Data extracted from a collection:
------------------------------------------------------------
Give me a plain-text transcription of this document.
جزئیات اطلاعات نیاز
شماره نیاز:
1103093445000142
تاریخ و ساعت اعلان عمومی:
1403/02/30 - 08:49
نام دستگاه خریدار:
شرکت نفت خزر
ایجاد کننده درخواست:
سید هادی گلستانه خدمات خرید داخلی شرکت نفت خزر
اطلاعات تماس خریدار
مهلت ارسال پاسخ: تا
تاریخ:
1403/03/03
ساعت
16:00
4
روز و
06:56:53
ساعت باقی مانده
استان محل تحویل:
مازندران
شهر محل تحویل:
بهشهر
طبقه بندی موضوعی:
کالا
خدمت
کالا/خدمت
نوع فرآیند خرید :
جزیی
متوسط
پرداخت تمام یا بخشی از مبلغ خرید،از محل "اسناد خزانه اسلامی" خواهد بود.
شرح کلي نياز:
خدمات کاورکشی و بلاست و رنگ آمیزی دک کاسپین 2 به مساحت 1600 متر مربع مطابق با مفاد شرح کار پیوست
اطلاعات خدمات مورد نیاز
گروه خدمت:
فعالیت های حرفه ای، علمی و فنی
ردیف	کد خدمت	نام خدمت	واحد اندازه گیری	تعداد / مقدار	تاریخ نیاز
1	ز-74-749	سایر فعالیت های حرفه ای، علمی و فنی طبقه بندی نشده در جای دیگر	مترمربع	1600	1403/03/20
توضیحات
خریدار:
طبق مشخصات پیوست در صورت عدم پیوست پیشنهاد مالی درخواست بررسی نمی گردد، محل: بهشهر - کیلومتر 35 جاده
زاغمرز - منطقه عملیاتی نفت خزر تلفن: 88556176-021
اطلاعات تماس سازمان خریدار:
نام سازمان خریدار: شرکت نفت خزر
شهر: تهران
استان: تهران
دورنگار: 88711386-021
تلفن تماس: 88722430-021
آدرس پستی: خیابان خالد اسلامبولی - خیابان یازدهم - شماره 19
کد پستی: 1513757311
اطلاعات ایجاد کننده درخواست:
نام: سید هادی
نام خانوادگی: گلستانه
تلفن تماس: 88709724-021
------------------------------------------------------------
* _Stated task_
Reproduce the whole listing word for word.

* _Finished answer_
Give me a plain-text transcription of this document.
جزئیات اطلاعات نیاز
شماره نیاز:
1103093445000142
تاریخ و ساعت اعلان عمومی:
1403/02/30 - 08:49
نام دستگاه خریدار:
شرکت نفت خزر
ایجاد کننده درخواست:
سید هادی گلستانه خدمات خرید داخلی شرکت نفت خزر
اطلاعات تماس خریدار
مهلت ارسال پاسخ: تا
تاریخ:
1403/03/03
ساعت
16:00
4
روز و
06:56:53
ساعت باقی مانده
استان محل تحویل:
مازندران
شهر محل تحویل:
بهشهر
طبقه بندی موضوعی:
کالا
خدمت
کالا/خدمت
نوع فرآیند خرید :
جزیی
متوسط
پرداخت تمام یا بخشی از مبلغ خرید،از محل "اسناد خزانه اسلامی" خواهد بود.
شرح کلي نياز:
خدمات کاورکشی و بلاست و رنگ آمیزی دک کاسپین 2 به مساحت 1600 متر مربع مطابق با مفاد شرح کار پیوست
اطلاعات خدمات مورد نیاز
گروه خدمت:
فعالیت های حرفه ای، علمی و فنی
ردیف	کد خدمت	نام خدمت	واحد اندازه گیری	تعداد / مقدار	تاریخ نیاز
1	ز-74-749	سایر فعالیت های حرفه ای، علمی و فنی طبقه بندی نشده در جای دیگر	مترمربع	1600	1403/03/20
توضیحات
خریدار:
طبق مشخصات پیوست در صورت عدم پیوست پیشنهاد مالی درخواست بررسی نمی گردد، محل: بهشهر - کیلومتر 35 جاده
زاغمرز - منطقه عملیاتی نفت خزر تلفن: 88556176-021
اطلاعات تماس سازمان خریدار:
نام سازمان خریدار: شرکت نفت خزر
شهر: تهران
استان: تهران
دورنگار: 88711386-021
تلفن تماس: 88722430-021
آدرس پستی: خیابان خالد اسلامبولی - خیابان یازدهم - شماره 19
کد پستی: 1513757311
اطلاعات ایجاد کننده درخواست:
نام: سید هادی
نام خانوادگی: گلستانه
تلفن تماس: 88709724-021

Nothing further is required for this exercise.